BRIEF 1 -
Answer these questions from the post on Vivaldi antennas:
(a) What minimum broadband gain do some say a Vivaldi can be designed to reach?
(b) On what does the report at www.cresis.ku.edu put its design emphasis?
(c) How many different exponential curves does Neverly show, at least?
BRIEF 2 - Write out the passage of the post on Vivaldi antennas precisely, starting at "It is possible" and ending at "and impedance match.".

EXTRACT PROVIDED -
++++++++++

[NLRS] Give away + Need advice on DirecTV dishes

Dr. Gerald N. Johnson geraldj at netins.net
Fri Jun 7 22:41:47 EDT 2013


I've done some more reading, thinking one problem with the Vivaldi is 
that the phase center is going to change with frequency throwing it out 
of focus.

Some say that is absolutely true, some say not. Some say the Vivaldi can 
be designed for a clean pattern with at least 10 dBi broadband gain, 
some average 6 dBi and peak at 8 dBi. From my reading I concluded that 
for every one who seriously designs a Vivaldi (and there are major 
variations with different aperture tapers, linear, circular, and others 
described only by their creator's name) there are at least a dozen 
different designs with different characteristic.

www.cresis.ku.edu/sites/default/files/TechRpt135.pdf seems to put the 
design emphasis on compactness much smaller than most designs but 
includes a considerable survey of the literature and discussion of 
design tradeoffs.

www.ieee.cz/mtt/soutez07/Nevrly.pdf put emphasis on broad band with a 
frequency insensitive phase center so the UWB transmitted and received 
pulse is not broadened unreasonably. So their antenna and feeds were 
experimentally (much with analytical software) optimized for a 
compromise on impedance match giving priority to pulse quality.

It is possible to design for higher and lower gains depending primarily 
on the aperture height and the length of the taper which is exponential 
if its a true Vivaldi. But Neverly shows at least 8 different 
exponential curves and their effect on pulse quality and impedance match.

++++++++++

SUPPLIED MATERIAL -
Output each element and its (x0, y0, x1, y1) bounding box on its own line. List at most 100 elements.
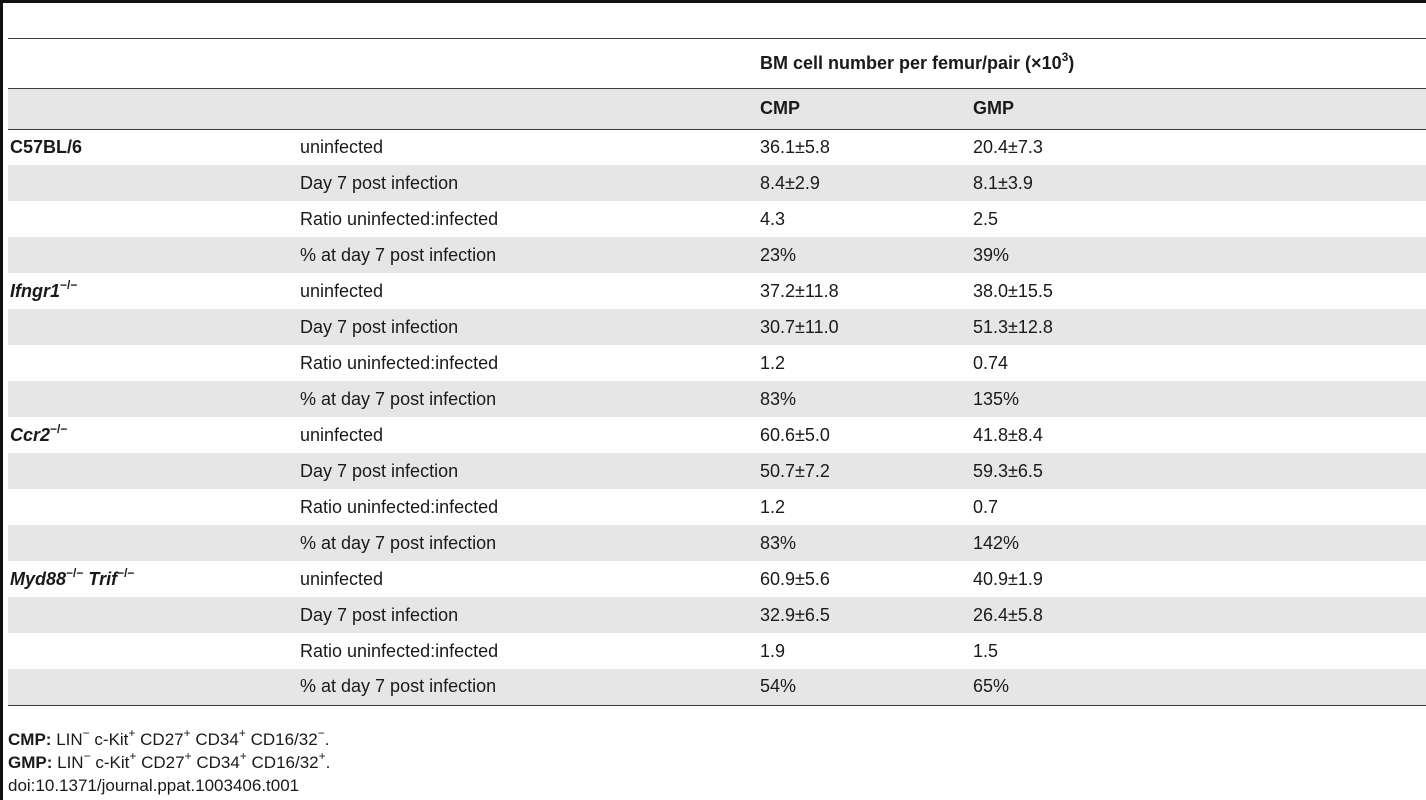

++++++++++

EXPECTED OUTPUT 1 -
(a) At least 10 dBi.
(b) Compactness, much smaller than most designs.
(c) At least 8.

EXPECTED OUTPUT 2 -
It is possible to design for higher and lower gains depending primarily 
on the aperture height and the length of the taper which is exponential 
if its a true Vivaldi. But Neverly shows at least 8 different 
exponential curves and their effect on pulse quality and impedance match.